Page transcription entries
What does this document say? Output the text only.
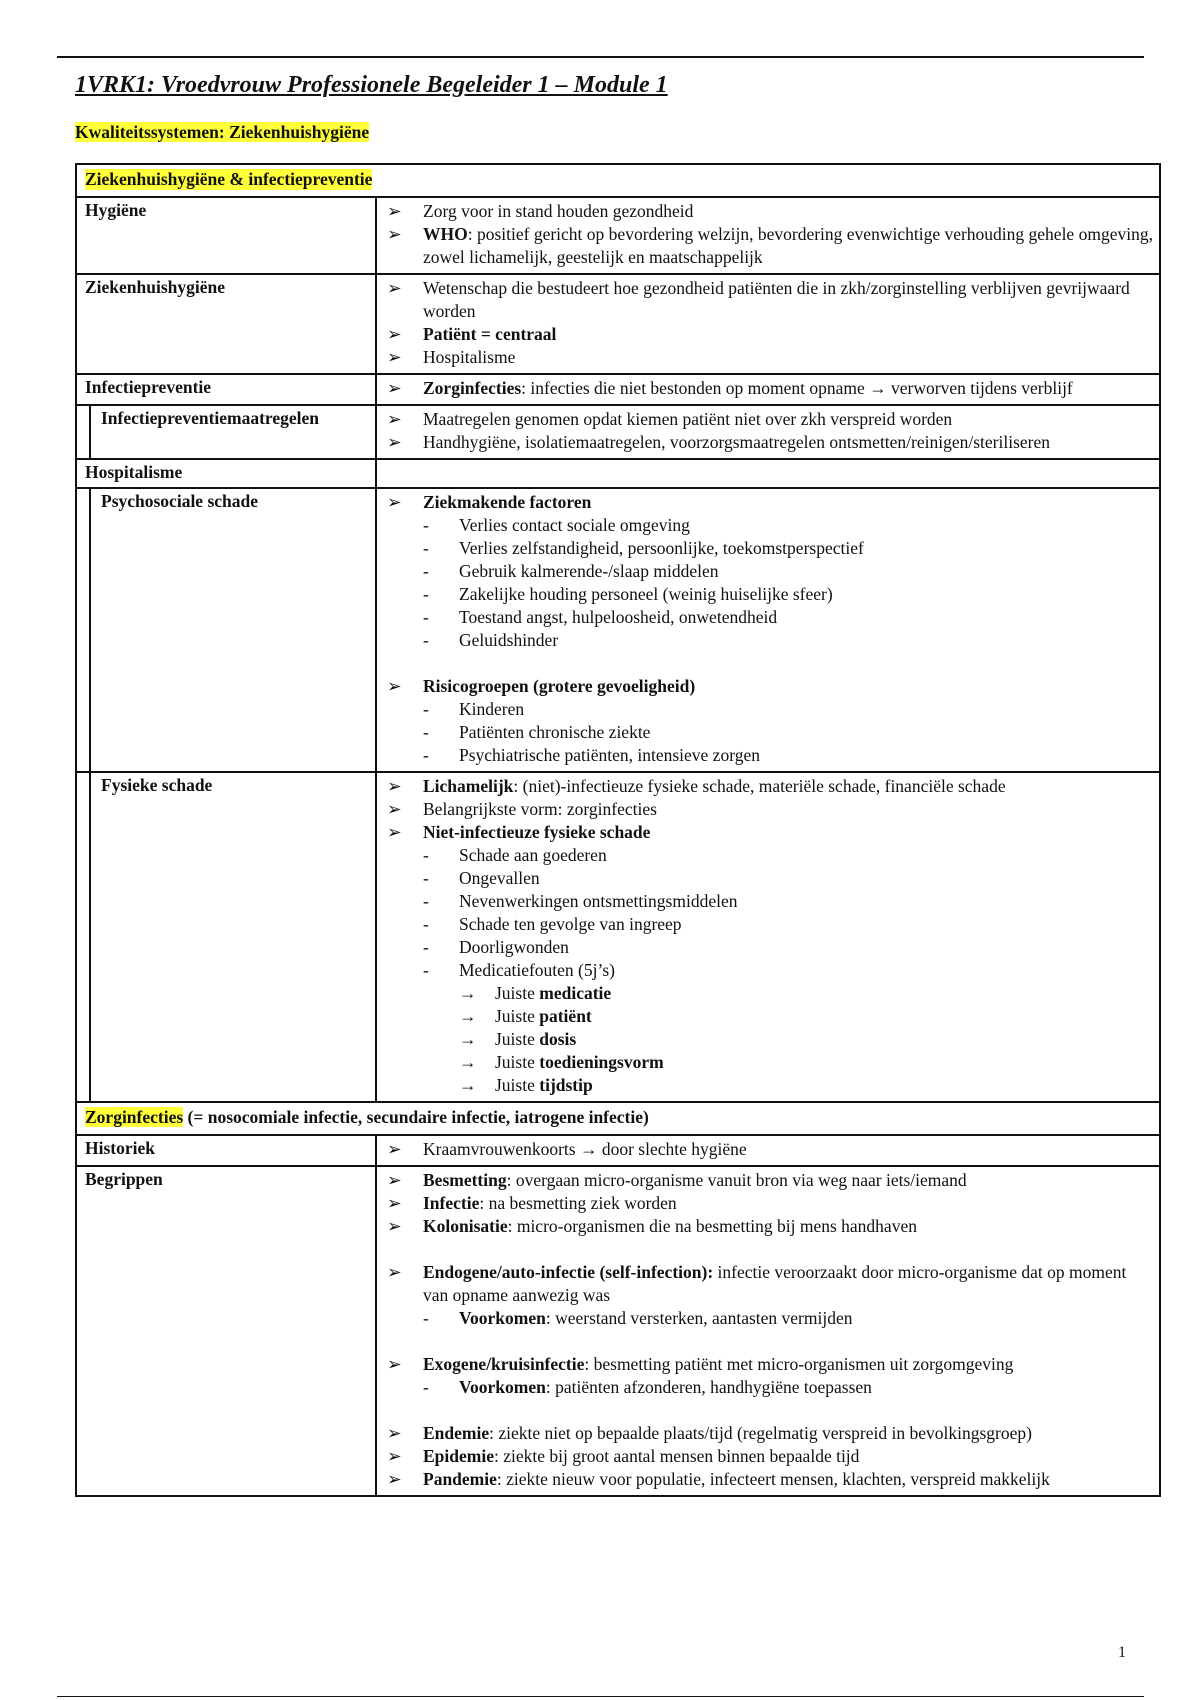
1VRK1: Vroedvrouw Professionele Begeleider 1 – Module 1
Kwaliteitssystemen: Ziekenhuishygiëne
Ziekenhuishygiëne & infectiepreventie
Hygiëne	➢	Zorg voor in stand houden gezondheid
➢	WHO: positief gericht op bevordering welzijn, bevordering evenwichtige verhouding gehele omgeving, zowel lichamelijk, geestelijk en maatschappelijk
Ziekenhuishygiëne	➢	Wetenschap die bestudeert hoe gezondheid patiënten die in zkh/zorginstelling verblijven gevrijwaard worden
➢	Patiënt = centraal
➢	Hospitalisme
Infectiepreventie	➢	Zorginfecties: infecties die niet bestonden op moment opname → verworven tijdens verblijf
Infectiepreventiemaatregelen	➢	Maatregelen genomen opdat kiemen patiënt niet over zkh verspreid worden
➢	Handhygiëne, isolatiemaatregelen, voorzorgsmaatregelen ontsmetten/reinigen/steriliseren
Hospitalisme
Psychosociale schade	➢	Ziekmakende factoren
-	Verlies contact sociale omgeving
-	Verlies zelfstandigheid, persoonlijke, toekomstperspectief
-	Gebruik kalmerende-/slaap middelen
-	Zakelijke houding personeel (weinig huiselijke sfeer)
-	Toestand angst, hulpeloosheid, onwetendheid
-	Geluidshinder
➢	Risicogroepen (grotere gevoeligheid)
-	Kinderen
-	Patiënten chronische ziekte
-	Psychiatrische patiënten, intensieve zorgen
Fysieke schade	➢	Lichamelijk: (niet)-infectieuze fysieke schade, materiële schade, financiële schade
➢	Belangrijkste vorm: zorginfecties
➢	Niet-infectieuze fysieke schade
-	Schade aan goederen
-	Ongevallen
-	Nevenwerkingen ontsmettingsmiddelen
-	Schade ten gevolge van ingreep
-	Doorligwonden
-	Medicatiefouten (5j’s)
→	Juiste medicatie
→	Juiste patiënt
→	Juiste dosis
→	Juiste toedieningsvorm
→	Juiste tijdstip
Zorginfecties (= nosocomiale infectie, secundaire infectie, iatrogene infectie)
Historiek	➢	Kraamvrouwenkoorts → door slechte hygiëne
Begrippen	➢	Besmetting: overgaan micro-organisme vanuit bron via weg naar iets/iemand
➢	Infectie: na besmetting ziek worden
➢	Kolonisatie: micro-organismen die na besmetting bij mens handhaven
➢	Endogene/auto-infectie (self-infection): infectie veroorzaakt door micro-organisme dat op moment van opname aanwezig was
-	Voorkomen: weerstand versterken, aantasten vermijden
➢	Exogene/kruisinfectie: besmetting patiënt met micro-organismen uit zorgomgeving
-	Voorkomen: patiënten afzonderen, handhygiëne toepassen
➢	Endemie: ziekte niet op bepaalde plaats/tijd (regelmatig verspreid in bevolkingsgroep)
➢	Epidemie: ziekte bij groot aantal mensen binnen bepaalde tijd
➢	Pandemie: ziekte nieuw voor populatie, infecteert mensen, klachten, verspreid makkelijk
1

▶ **Prompt**: If a line in the records contains the string "verspreid", copy it out.

▶ **Answer area**:
Infectiepreventiemaatregelen	➢	Maatregelen genomen opdat kiemen patiënt niet over zkh verspreid worden
➢	Endemie: ziekte niet op bepaalde plaats/tijd (regelmatig verspreid in bevolkingsgroep)
➢	Pandemie: ziekte nieuw voor populatie, infecteert mensen, klachten, verspreid makkelijk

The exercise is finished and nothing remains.